WHAT IS REQUIRED → Can you copy out all of the following records word for word, with no changes?

INFORMATION SUPPLIED →
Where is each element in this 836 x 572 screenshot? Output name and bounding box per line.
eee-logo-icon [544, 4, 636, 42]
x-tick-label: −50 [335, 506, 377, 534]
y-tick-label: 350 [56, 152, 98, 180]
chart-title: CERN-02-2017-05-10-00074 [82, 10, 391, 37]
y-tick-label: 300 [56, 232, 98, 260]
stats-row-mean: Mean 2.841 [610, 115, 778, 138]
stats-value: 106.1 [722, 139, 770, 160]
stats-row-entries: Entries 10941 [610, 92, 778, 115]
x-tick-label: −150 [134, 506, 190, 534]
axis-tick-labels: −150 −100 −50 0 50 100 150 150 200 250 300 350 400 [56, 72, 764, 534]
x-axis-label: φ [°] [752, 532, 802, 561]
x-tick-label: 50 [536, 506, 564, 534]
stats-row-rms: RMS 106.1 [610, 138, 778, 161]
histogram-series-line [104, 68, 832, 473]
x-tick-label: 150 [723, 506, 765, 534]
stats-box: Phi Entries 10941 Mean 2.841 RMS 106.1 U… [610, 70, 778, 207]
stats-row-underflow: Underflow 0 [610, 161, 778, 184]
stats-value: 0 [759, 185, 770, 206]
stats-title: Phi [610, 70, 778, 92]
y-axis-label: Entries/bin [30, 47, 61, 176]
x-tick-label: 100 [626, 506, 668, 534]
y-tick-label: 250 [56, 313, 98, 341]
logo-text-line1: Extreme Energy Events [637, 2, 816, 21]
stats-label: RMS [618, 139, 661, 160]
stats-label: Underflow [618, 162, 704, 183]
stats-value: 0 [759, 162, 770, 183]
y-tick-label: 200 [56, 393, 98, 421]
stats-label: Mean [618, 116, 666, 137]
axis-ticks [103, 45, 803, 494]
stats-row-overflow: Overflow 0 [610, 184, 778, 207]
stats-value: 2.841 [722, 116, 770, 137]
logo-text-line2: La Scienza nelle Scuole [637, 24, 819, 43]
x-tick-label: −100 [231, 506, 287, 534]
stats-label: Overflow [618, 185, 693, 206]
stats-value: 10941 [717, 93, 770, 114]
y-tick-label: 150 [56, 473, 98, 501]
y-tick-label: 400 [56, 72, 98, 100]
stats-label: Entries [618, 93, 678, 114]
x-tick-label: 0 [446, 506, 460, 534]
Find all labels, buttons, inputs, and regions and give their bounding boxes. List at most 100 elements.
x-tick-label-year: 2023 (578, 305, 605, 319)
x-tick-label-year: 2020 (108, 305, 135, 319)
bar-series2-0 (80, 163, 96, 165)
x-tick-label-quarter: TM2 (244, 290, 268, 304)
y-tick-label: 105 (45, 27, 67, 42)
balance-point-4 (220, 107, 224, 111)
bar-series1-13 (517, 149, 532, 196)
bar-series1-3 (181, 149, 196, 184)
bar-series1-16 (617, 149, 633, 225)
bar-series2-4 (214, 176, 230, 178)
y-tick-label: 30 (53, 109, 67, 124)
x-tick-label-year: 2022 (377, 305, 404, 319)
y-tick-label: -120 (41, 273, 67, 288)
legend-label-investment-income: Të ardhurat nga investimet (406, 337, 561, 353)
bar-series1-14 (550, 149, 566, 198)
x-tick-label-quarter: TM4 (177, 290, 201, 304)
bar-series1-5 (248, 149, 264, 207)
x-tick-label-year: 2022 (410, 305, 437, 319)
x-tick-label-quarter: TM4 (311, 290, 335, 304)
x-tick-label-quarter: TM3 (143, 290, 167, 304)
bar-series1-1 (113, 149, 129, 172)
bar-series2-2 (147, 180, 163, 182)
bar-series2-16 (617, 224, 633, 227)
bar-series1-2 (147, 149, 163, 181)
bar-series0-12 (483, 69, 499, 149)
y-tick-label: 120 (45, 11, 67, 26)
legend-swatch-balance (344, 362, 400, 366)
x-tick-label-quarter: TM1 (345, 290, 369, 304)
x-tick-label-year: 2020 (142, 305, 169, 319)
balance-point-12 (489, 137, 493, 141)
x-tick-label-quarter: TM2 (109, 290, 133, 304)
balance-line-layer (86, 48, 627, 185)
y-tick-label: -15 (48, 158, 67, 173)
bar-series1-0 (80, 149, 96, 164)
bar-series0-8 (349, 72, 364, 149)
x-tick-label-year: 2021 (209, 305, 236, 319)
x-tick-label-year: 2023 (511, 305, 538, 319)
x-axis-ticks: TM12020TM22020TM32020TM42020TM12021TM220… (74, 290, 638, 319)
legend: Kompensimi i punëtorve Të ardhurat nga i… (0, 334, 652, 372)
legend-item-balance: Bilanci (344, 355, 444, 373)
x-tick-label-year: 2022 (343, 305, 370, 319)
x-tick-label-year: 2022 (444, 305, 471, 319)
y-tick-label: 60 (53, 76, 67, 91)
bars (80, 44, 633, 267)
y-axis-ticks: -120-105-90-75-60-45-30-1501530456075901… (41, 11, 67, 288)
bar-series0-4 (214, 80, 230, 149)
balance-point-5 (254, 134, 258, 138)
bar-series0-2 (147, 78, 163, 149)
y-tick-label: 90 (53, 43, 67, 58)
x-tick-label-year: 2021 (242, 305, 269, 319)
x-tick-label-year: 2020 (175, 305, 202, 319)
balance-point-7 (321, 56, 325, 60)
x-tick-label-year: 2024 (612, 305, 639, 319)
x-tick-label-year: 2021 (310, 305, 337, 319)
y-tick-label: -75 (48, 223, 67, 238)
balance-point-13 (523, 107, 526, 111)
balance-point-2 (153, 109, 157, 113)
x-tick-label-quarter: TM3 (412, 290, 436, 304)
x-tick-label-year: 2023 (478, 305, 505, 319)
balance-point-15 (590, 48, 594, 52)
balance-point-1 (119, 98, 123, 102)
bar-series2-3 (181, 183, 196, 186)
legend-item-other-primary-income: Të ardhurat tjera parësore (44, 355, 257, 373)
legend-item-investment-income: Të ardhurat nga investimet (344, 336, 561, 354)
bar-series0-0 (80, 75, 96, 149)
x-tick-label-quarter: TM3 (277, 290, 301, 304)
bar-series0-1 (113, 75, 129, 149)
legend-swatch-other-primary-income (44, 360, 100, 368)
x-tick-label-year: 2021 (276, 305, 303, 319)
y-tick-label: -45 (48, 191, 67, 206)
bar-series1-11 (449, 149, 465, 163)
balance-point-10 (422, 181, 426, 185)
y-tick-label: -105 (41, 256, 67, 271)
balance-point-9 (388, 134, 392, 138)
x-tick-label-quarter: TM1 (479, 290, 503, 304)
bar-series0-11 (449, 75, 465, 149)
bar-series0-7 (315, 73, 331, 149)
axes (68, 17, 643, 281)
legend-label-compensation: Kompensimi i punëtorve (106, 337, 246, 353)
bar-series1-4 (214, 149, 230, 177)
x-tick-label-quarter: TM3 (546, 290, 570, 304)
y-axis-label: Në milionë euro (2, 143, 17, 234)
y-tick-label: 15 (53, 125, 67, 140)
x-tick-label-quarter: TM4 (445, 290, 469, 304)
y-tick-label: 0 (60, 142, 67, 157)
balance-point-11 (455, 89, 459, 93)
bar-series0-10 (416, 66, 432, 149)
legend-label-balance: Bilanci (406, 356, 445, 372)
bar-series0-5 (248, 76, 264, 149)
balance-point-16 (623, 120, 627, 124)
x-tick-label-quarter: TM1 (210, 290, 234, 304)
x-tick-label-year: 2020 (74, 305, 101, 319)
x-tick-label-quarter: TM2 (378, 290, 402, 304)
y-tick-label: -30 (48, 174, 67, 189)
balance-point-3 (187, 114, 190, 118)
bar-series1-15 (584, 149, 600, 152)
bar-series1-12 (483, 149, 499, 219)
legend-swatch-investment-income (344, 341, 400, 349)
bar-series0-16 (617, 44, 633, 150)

OUTPUT FOR THIS EXERCISE →
Where is each element in this 836 x 572 screenshot? Output name and bounding box per line.
eee-logo-icon [544, 4, 636, 42]
x-tick-label: −50 [335, 506, 377, 534]
y-tick-label: 350 [56, 152, 98, 180]
chart-title: CERN-02-2017-05-10-00074 [82, 10, 391, 37]
y-tick-label: 300 [56, 232, 98, 260]
stats-row-mean: Mean 2.841 [610, 115, 778, 138]
stats-value: 106.1 [722, 139, 770, 160]
stats-row-entries: Entries 10941 [610, 92, 778, 115]
x-tick-label: −150 [134, 506, 190, 534]
axis-tick-labels: −150 −100 −50 0 50 100 150 150 200 250 300 350 400 [56, 72, 764, 534]
x-axis-label: φ [°] [752, 532, 802, 561]
x-tick-label: 50 [536, 506, 564, 534]
stats-row-rms: RMS 106.1 [610, 138, 778, 161]
histogram-series-line [104, 68, 832, 473]
x-tick-label: 150 [723, 506, 765, 534]
stats-box: Phi Entries 10941 Mean 2.841 RMS 106.1 U… [610, 70, 778, 207]
stats-row-underflow: Underflow 0 [610, 161, 778, 184]
stats-value: 0 [759, 185, 770, 206]
stats-title: Phi [610, 70, 778, 92]
y-axis-label: Entries/bin [30, 47, 61, 176]
x-tick-label: 100 [626, 506, 668, 534]
y-tick-label: 250 [56, 313, 98, 341]
logo-text-line1: Extreme Energy Events [637, 2, 816, 21]
stats-label: RMS [618, 139, 661, 160]
stats-label: Underflow [618, 162, 704, 183]
stats-value: 0 [759, 162, 770, 183]
y-tick-label: 200 [56, 393, 98, 421]
stats-label: Mean [618, 116, 666, 137]
axis-ticks [103, 45, 803, 494]
stats-row-overflow: Overflow 0 [610, 184, 778, 207]
stats-value: 2.841 [722, 116, 770, 137]
logo-text-line2: La Scienza nelle Scuole [637, 24, 819, 43]
x-tick-label: −100 [231, 506, 287, 534]
stats-label: Overflow [618, 185, 693, 206]
stats-value: 10941 [717, 93, 770, 114]
y-tick-label: 150 [56, 473, 98, 501]
y-tick-label: 400 [56, 72, 98, 100]
stats-label: Entries [618, 93, 678, 114]
x-tick-label: 0 [446, 506, 460, 534]
Find all labels, buttons, inputs, and regions and give their bounding boxes. List at most 100 elements.
x-tick-label-year: 2023 (578, 305, 605, 319)
x-tick-label-year: 2020 (108, 305, 135, 319)
bar-series2-0 (80, 163, 96, 165)
x-tick-label-quarter: TM2 (244, 290, 268, 304)
y-tick-label: 105 (45, 27, 67, 42)
balance-point-4 (220, 107, 224, 111)
bar-series1-13 (517, 149, 532, 196)
bar-series1-3 (181, 149, 196, 184)
bar-series1-16 (617, 149, 633, 225)
bar-series2-4 (214, 176, 230, 178)
y-tick-label: 30 (53, 109, 67, 124)
x-tick-label-year: 2022 (377, 305, 404, 319)
y-tick-label: -120 (41, 273, 67, 288)
legend-label-investment-income: Të ardhurat nga investimet (406, 337, 561, 353)
bar-series1-14 (550, 149, 566, 198)
x-tick-label-quarter: TM4 (177, 290, 201, 304)
bar-series1-5 (248, 149, 264, 207)
x-tick-label-year: 2022 (410, 305, 437, 319)
x-tick-label-quarter: TM4 (311, 290, 335, 304)
x-tick-label-quarter: TM3 (143, 290, 167, 304)
bar-series1-1 (113, 149, 129, 172)
bar-series2-2 (147, 180, 163, 182)
bar-series2-16 (617, 224, 633, 227)
bar-series1-2 (147, 149, 163, 181)
bar-series0-12 (483, 69, 499, 149)
y-tick-label: 120 (45, 11, 67, 26)
legend-swatch-balance (344, 362, 400, 366)
x-tick-label-quarter: TM1 (345, 290, 369, 304)
x-tick-label-year: 2020 (142, 305, 169, 319)
balance-point-12 (489, 137, 493, 141)
x-tick-label-quarter: TM2 (109, 290, 133, 304)
balance-line-layer (86, 48, 627, 185)
y-tick-label: -15 (48, 158, 67, 173)
bar-series1-0 (80, 149, 96, 164)
bar-series0-8 (349, 72, 364, 149)
x-tick-label-year: 2021 (209, 305, 236, 319)
x-tick-label-year: 2023 (511, 305, 538, 319)
x-axis-ticks: TM12020TM22020TM32020TM42020TM12021TM220… (74, 290, 638, 319)
legend: Kompensimi i punëtorve Të ardhurat nga i… (0, 334, 652, 372)
legend-item-balance: Bilanci (344, 355, 444, 373)
x-tick-label-year: 2022 (343, 305, 370, 319)
x-tick-label-year: 2022 (444, 305, 471, 319)
y-tick-label: 60 (53, 76, 67, 91)
bars (80, 44, 633, 267)
y-axis-ticks: -120-105-90-75-60-45-30-1501530456075901… (41, 11, 67, 288)
bar-series0-4 (214, 80, 230, 149)
balance-point-5 (254, 134, 258, 138)
bar-series0-2 (147, 78, 163, 149)
y-tick-label: 90 (53, 43, 67, 58)
x-tick-label-year: 2021 (242, 305, 269, 319)
x-tick-label-year: 2020 (175, 305, 202, 319)
balance-point-7 (321, 56, 325, 60)
x-tick-label-year: 2024 (612, 305, 639, 319)
x-tick-label-year: 2021 (310, 305, 337, 319)
y-tick-label: -75 (48, 223, 67, 238)
balance-point-13 (523, 107, 526, 111)
balance-point-2 (153, 109, 157, 113)
x-tick-label-quarter: TM3 (412, 290, 436, 304)
x-tick-label-year: 2023 (478, 305, 505, 319)
balance-point-15 (590, 48, 594, 52)
balance-point-1 (119, 98, 123, 102)
bar-series2-3 (181, 183, 196, 186)
legend-item-other-primary-income: Të ardhurat tjera parësore (44, 355, 257, 373)
legend-item-investment-income: Të ardhurat nga investimet (344, 336, 561, 354)
bar-series0-0 (80, 75, 96, 149)
x-tick-label-quarter: TM3 (277, 290, 301, 304)
bar-series0-1 (113, 75, 129, 149)
legend-swatch-other-primary-income (44, 360, 100, 368)
x-tick-label-year: 2021 (276, 305, 303, 319)
y-tick-label: -45 (48, 191, 67, 206)
bar-series1-11 (449, 149, 465, 163)
balance-point-10 (422, 181, 426, 185)
y-tick-label: -105 (41, 256, 67, 271)
balance-point-9 (388, 134, 392, 138)
x-tick-label-quarter: TM1 (479, 290, 503, 304)
bar-series0-11 (449, 75, 465, 149)
bar-series0-7 (315, 73, 331, 149)
axes (68, 17, 643, 281)
legend-label-compensation: Kompensimi i punëtorve (106, 337, 246, 353)
bar-series1-4 (214, 149, 230, 177)
x-tick-label-quarter: TM3 (546, 290, 570, 304)
y-axis-label: Në milionë euro (2, 143, 17, 234)
y-tick-label: 15 (53, 125, 67, 140)
x-tick-label-quarter: TM4 (445, 290, 469, 304)
y-tick-label: 0 (60, 142, 67, 157)
balance-point-11 (455, 89, 459, 93)
bar-series0-10 (416, 66, 432, 149)
legend-label-balance: Bilanci (406, 356, 445, 372)
bar-series0-5 (248, 76, 264, 149)
balance-point-16 (623, 120, 627, 124)
x-tick-label-quarter: TM1 (210, 290, 234, 304)
x-tick-label-year: 2020 (74, 305, 101, 319)
x-tick-label-quarter: TM2 (378, 290, 402, 304)
y-tick-label: -30 (48, 174, 67, 189)
balance-point-3 (187, 114, 190, 118)
bar-series1-15 (584, 149, 600, 152)
bar-series1-12 (483, 149, 499, 219)
legend-swatch-investment-income (344, 341, 400, 349)
bar-series0-16 (617, 44, 633, 150)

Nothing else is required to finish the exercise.